Problème à résoudre. Transformez les lignes ci-dessous en un tableau Markdown à deux colonnes, « N° » pour le numéro de ligne et « Texte » pour son contenu, sans les lignes vides. L'image ne doit pas figurer dans le tableau.

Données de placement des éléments
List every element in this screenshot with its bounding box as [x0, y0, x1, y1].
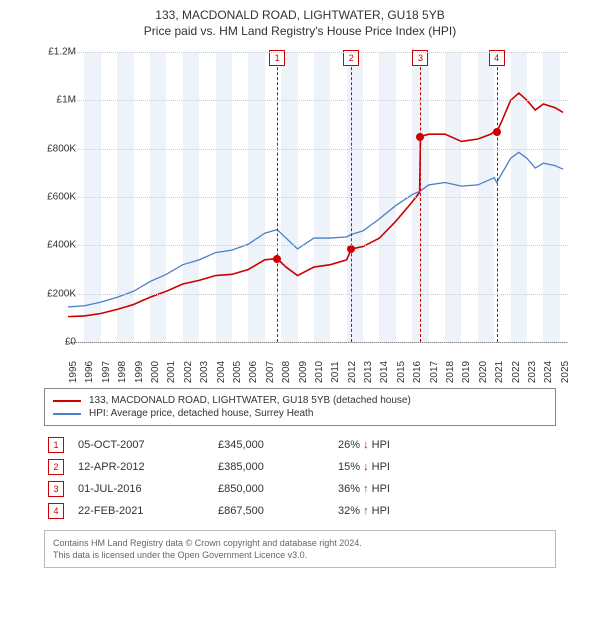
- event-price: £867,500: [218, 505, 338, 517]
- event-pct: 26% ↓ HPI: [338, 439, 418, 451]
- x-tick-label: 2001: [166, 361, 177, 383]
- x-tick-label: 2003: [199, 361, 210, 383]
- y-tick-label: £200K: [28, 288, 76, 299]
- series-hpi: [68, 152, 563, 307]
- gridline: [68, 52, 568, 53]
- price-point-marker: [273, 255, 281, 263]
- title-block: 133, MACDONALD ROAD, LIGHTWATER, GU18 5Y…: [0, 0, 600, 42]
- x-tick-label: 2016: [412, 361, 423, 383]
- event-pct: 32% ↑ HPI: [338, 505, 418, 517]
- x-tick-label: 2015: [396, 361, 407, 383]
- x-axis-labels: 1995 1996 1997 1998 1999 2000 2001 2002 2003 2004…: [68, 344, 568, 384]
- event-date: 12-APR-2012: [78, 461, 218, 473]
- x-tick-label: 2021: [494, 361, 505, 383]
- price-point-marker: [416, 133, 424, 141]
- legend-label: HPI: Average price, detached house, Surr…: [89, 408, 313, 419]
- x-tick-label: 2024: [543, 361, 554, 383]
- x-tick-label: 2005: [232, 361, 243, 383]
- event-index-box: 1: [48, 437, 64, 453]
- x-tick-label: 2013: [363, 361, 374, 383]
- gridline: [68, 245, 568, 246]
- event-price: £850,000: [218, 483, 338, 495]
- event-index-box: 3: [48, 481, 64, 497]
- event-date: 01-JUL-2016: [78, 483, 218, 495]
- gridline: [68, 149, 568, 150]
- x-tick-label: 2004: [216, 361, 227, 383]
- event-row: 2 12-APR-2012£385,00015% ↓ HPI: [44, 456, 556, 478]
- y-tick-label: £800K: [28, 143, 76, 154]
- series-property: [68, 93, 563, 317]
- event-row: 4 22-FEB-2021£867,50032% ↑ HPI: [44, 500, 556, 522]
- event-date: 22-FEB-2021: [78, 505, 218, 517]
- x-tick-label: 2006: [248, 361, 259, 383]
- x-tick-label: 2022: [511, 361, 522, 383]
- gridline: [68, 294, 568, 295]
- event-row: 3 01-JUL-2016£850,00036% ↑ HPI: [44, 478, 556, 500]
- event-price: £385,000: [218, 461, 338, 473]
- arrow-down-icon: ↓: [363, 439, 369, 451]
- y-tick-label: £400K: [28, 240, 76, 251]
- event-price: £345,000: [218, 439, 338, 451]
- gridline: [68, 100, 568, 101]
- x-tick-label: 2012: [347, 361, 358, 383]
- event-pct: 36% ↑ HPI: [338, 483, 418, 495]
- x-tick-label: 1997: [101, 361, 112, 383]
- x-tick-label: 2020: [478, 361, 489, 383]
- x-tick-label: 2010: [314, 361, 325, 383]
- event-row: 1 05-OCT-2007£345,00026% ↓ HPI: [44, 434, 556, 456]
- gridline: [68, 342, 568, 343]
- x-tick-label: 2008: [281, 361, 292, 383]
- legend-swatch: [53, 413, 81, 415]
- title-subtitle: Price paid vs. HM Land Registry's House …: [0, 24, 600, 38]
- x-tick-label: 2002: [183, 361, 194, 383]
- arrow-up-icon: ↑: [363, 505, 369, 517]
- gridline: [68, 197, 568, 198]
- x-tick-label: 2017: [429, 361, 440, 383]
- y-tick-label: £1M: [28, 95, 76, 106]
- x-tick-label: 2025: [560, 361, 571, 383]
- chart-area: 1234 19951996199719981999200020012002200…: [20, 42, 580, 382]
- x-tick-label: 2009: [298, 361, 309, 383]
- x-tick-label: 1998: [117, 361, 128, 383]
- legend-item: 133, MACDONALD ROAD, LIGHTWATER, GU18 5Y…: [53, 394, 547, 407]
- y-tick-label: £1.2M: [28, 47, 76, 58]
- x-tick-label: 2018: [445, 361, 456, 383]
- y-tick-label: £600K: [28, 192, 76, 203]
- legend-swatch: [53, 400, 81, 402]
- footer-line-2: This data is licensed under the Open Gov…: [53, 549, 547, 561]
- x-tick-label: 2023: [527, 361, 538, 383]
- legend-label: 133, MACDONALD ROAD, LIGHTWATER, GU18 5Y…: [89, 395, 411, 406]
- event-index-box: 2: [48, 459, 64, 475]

Exercice corrigé.
| N° | Texte |
|---|---|
| 1 | List every element in this screenshot with its bounding box as [x0, y0, x1, y1]. |
| 2 | - event-price: £867,500: [218, 505, 338, 517] |
| 3 | - event-pct: 26% ↓ HPI: [338, 439, 418, 451] |
| 4 | - x-tick-label: 2001: [166, 361, 177, 383] |
| 5 | - x-tick-label: 2003: [199, 361, 210, 383] |
| 6 | - y-tick-label: £200K: [28, 288, 76, 299] |
| 7 | - series-hpi: [68, 152, 563, 307] |
| 8 | - gridline: [68, 52, 568, 53] |
| 9 | - price-point-marker: [273, 255, 281, 263] |
| 10 | - title-block: 133, MACDONALD ROAD, LIGHTWATER, GU18 5Y…: [0, 0, 600, 42] |
| 11 | - x-tick-label: 2016: [412, 361, 423, 383] |
| 12 | - event-pct: 32% ↑ HPI: [338, 505, 418, 517] |
| 13 | - x-tick-label: 2015: [396, 361, 407, 383] |
| 14 | - x-axis-labels: 1995 1996 1997 1998 1999 2000 2001 2002 2003 2004…: [68, 344, 568, 384] |
| 15 | - event-date: 12-APR-2012: [78, 461, 218, 473] |
| 16 | - x-tick-label: 2021: [494, 361, 505, 383] |
| 17 | - price-point-marker: [416, 133, 424, 141] |
| 18 | - legend-label: HPI: Average price, detached house, Surr…: [89, 408, 313, 419] |
| 19 | - x-tick-label: 2024: [543, 361, 554, 383] |
| 20 | - x-tick-label: 2005: [232, 361, 243, 383] |
| 21 | - event-index-box: 1: [48, 437, 64, 453] |
| 22 | - x-tick-label: 2013: [363, 361, 374, 383] |
| 23 | - gridline: [68, 245, 568, 246] |
| 24 | - event-price: £850,000: [218, 483, 338, 495] |
| 25 | - event-index-box: 3: [48, 481, 64, 497] |
| 26 | - event-date: 01-JUL-2016: [78, 483, 218, 495] |
| 27 | - gridline: [68, 149, 568, 150] |
| 28 | - x-tick-label: 2004: [216, 361, 227, 383] |
| 29 | - event-row: 2 12-APR-2012£385,00015% ↓ HPI: [44, 456, 556, 478] |
| 30 | - y-tick-label: £800K: [28, 143, 76, 154] |
| 31 | - series-property: [68, 93, 563, 317] |
| 32 | - event-row: 4 22-FEB-2021£867,50032% ↑ HPI: [44, 500, 556, 522] |
| 33 | - event-date: 22-FEB-2021: [78, 505, 218, 517] |
| 34 | - x-tick-label: 2006: [248, 361, 259, 383] |
| 35 | - x-tick-label: 2022: [511, 361, 522, 383] |
| 36 | - gridline: [68, 294, 568, 295] |
| 37 | - event-row: 3 01-JUL-2016£850,00036% ↑ HPI: [44, 478, 556, 500] |
| 38 | - event-price: £385,000: [218, 461, 338, 473] |
| 39 | - arrow-down-icon: ↓: [363, 439, 369, 451] |
| 40 | - y-tick-label: £400K: [28, 240, 76, 251] |
| 41 | - event-price: £345,000: [218, 439, 338, 451] |
| 42 | - gridline: [68, 100, 568, 101] |
| 43 | - x-tick-label: 2012: [347, 361, 358, 383] |
| 44 | - event-pct: 36% ↑ HPI: [338, 483, 418, 495] |
| 45 | - x-tick-label: 1997: [101, 361, 112, 383] |
| 46 | - x-tick-label: 2020: [478, 361, 489, 383] |
| 47 | - x-tick-label: 2010: [314, 361, 325, 383] |
| 48 | - event-row: 1 05-OCT-2007£345,00026% ↓ HPI: [44, 434, 556, 456] |
| 49 | - gridline: [68, 342, 568, 343] |
| 50 | - x-tick-label: 2008: [281, 361, 292, 383] |
| 51 | - legend-swatch: [53, 413, 81, 415] |
| 52 | - title-subtitle: Price paid vs. HM Land Registry's House …: [0, 24, 600, 38] |
| 53 | - x-tick-label: 2002: [183, 361, 194, 383] |
| 54 | - arrow-up-icon: ↑: [363, 505, 369, 517] |
| 55 | - gridline: [68, 197, 568, 198] |
| 56 | - x-tick-label: 2017: [429, 361, 440, 383] |
| 57 | - y-tick-label: £1M: [28, 95, 76, 106] |
| 58 | - x-tick-label: 2025: [560, 361, 571, 383] |
| 59 | - chart-area: 1234 19951996199719981999200020012002200…: [20, 42, 580, 382] |
| 60 | - x-tick-label: 2009: [298, 361, 309, 383] |
| 61 | - x-tick-label: 1998: [117, 361, 128, 383] |
| 62 | - legend-item: 133, MACDONALD ROAD, LIGHTWATER, GU18 5Y…: [53, 394, 547, 407] |
| 63 | - y-tick-label: £1.2M: [28, 47, 76, 58] |
| 64 | - x-tick-label: 2018: [445, 361, 456, 383] |
| 65 | - y-tick-label: £600K: [28, 192, 76, 203] |
| 66 | - legend-swatch: [53, 400, 81, 402] |
| 67 | - footer-line-2: This data is licensed under the Open Gov…: [53, 549, 547, 561] |
| 68 | - x-tick-label: 2023: [527, 361, 538, 383] |
| 69 | - legend-label: 133, MACDONALD ROAD, LIGHTWATER, GU18 5Y…: [89, 395, 411, 406] |
| 70 | - event-index-box: 2: [48, 459, 64, 475] |